#### YOUR OBJECTIVE:
Output the material word for word. Leave each picture out.

────────────────

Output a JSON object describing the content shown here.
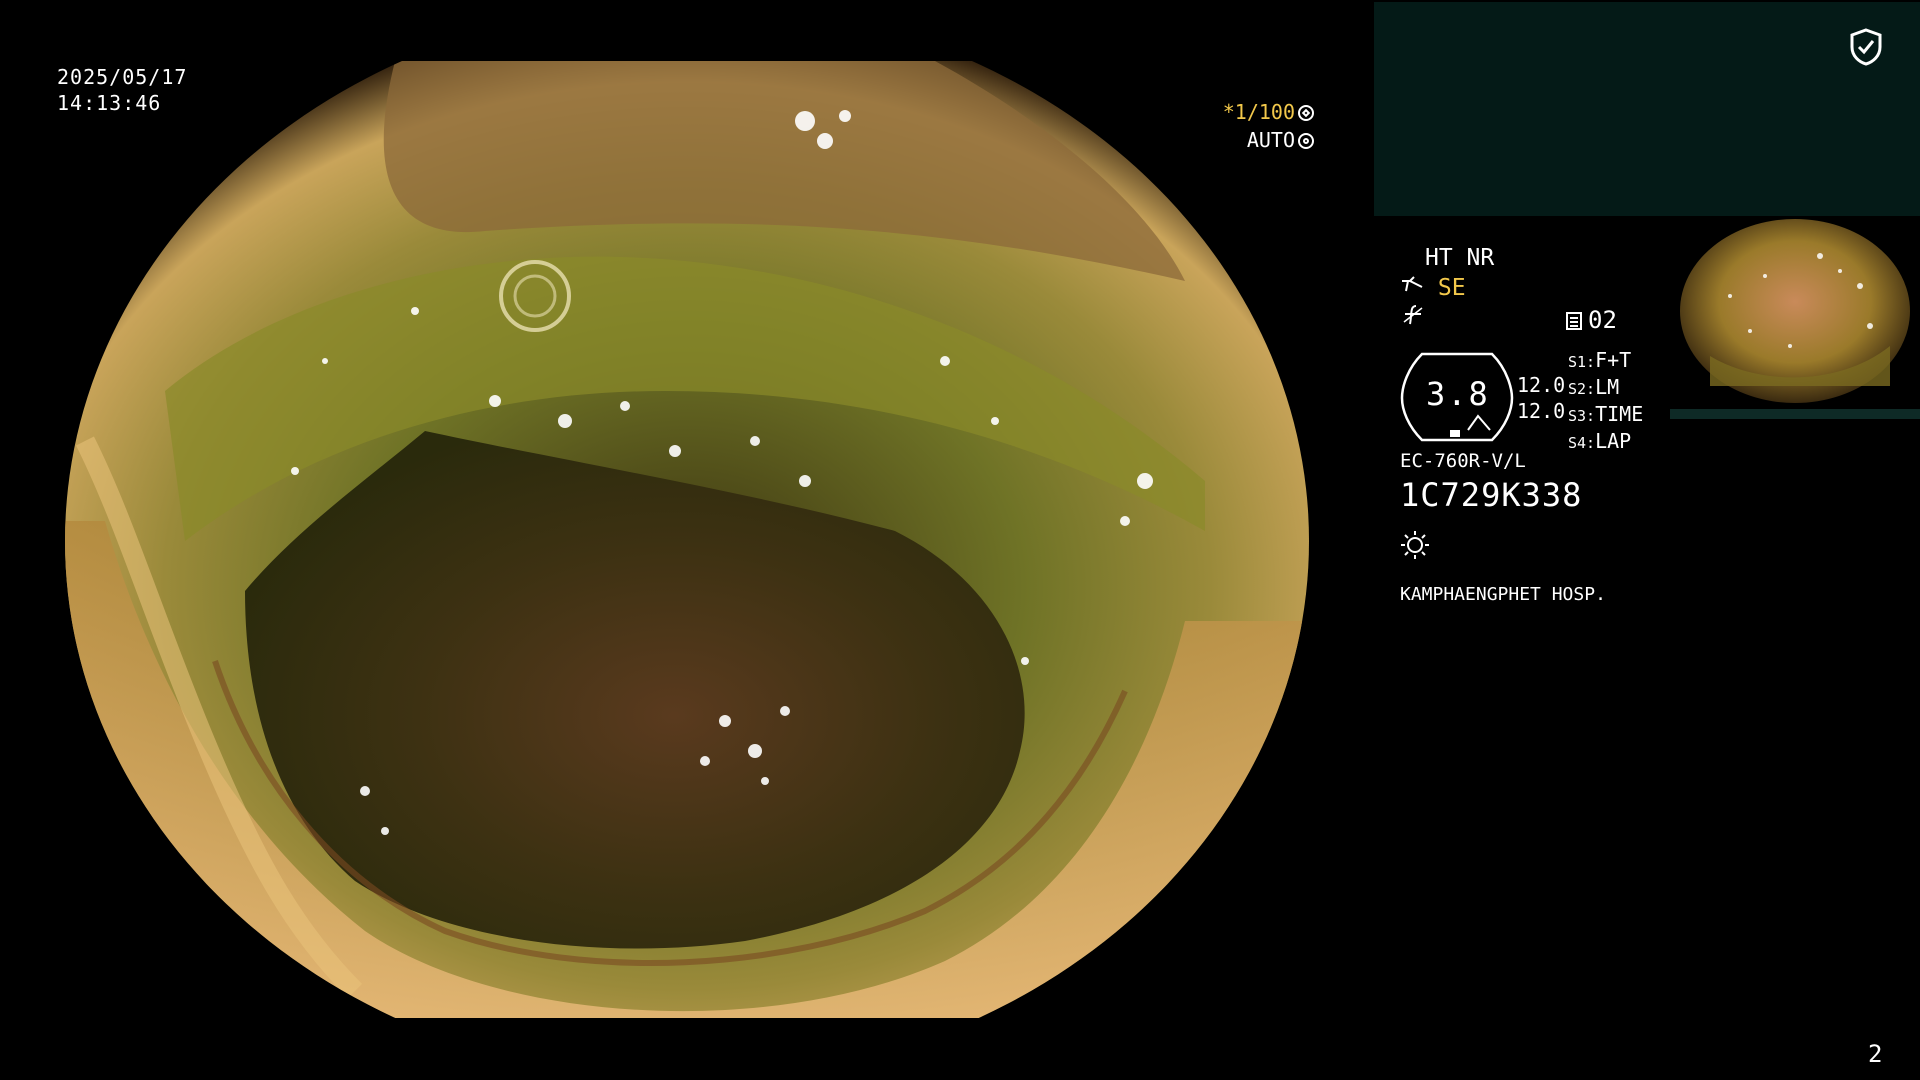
{
  "overlay": {
    "date": "2025/05/17",
    "time": "14:13:46",
    "shutter_prefix": "*",
    "shutter_speed": "1/100",
    "exposure_mode": "AUTO"
  },
  "panel": {
    "mode_label": "HT NR",
    "se_label": "SE",
    "f_symbol": "f",
    "frame_count": "02",
    "zoom_value": "3.8",
    "setting_1": "12.0",
    "setting_2": "12.0",
    "switches": [
      {
        "key": "S1:",
        "value": "F+T"
      },
      {
        "key": "S2:",
        "value": "LM"
      },
      {
        "key": "S3:",
        "value": "TIME"
      },
      {
        "key": "S4:",
        "value": "LAP"
      }
    ],
    "scope_model": "EC-760R-V/L",
    "serial_number": "1C729K338",
    "hospital": "KAMPHAENGPHET HOSP.",
    "page_number": "2"
  },
  "colors": {
    "accent_yellow": "#f2c84b",
    "top_panel_bg": "#041a17"
  },
  "icons": [
    "shield-check-icon",
    "camera-icon",
    "signal-icon",
    "document-icon",
    "light-source-icon",
    "shutter-icon",
    "auto-exposure-icon"
  ]
}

────────────────

#### OUTPUT BELOW:
Output a JSON object describing the content shown here.
{
  "overlay": {
    "date": "2025/05/17",
    "time": "14:13:46",
    "shutter_prefix": "*",
    "shutter_speed": "1/100",
    "exposure_mode": "AUTO"
  },
  "panel": {
    "mode_label": "HT NR",
    "se_label": "SE",
    "f_symbol": "f",
    "frame_count": "02",
    "zoom_value": "3.8",
    "setting_1": "12.0",
    "setting_2": "12.0",
    "switches": [
      {
        "key": "S1:",
        "value": "F+T"
      },
      {
        "key": "S2:",
        "value": "LM"
      },
      {
        "key": "S3:",
        "value": "TIME"
      },
      {
        "key": "S4:",
        "value": "LAP"
      }
    ],
    "scope_model": "EC-760R-V/L",
    "serial_number": "1C729K338",
    "hospital": "KAMPHAENGPHET HOSP.",
    "page_number": "2"
  },
  "colors": {
    "accent_yellow": "#f2c84b",
    "top_panel_bg": "#041a17"
  },
  "icons": [
    "shield-check-icon",
    "camera-icon",
    "signal-icon",
    "document-icon",
    "light-source-icon",
    "shutter-icon",
    "auto-exposure-icon"
  ]
}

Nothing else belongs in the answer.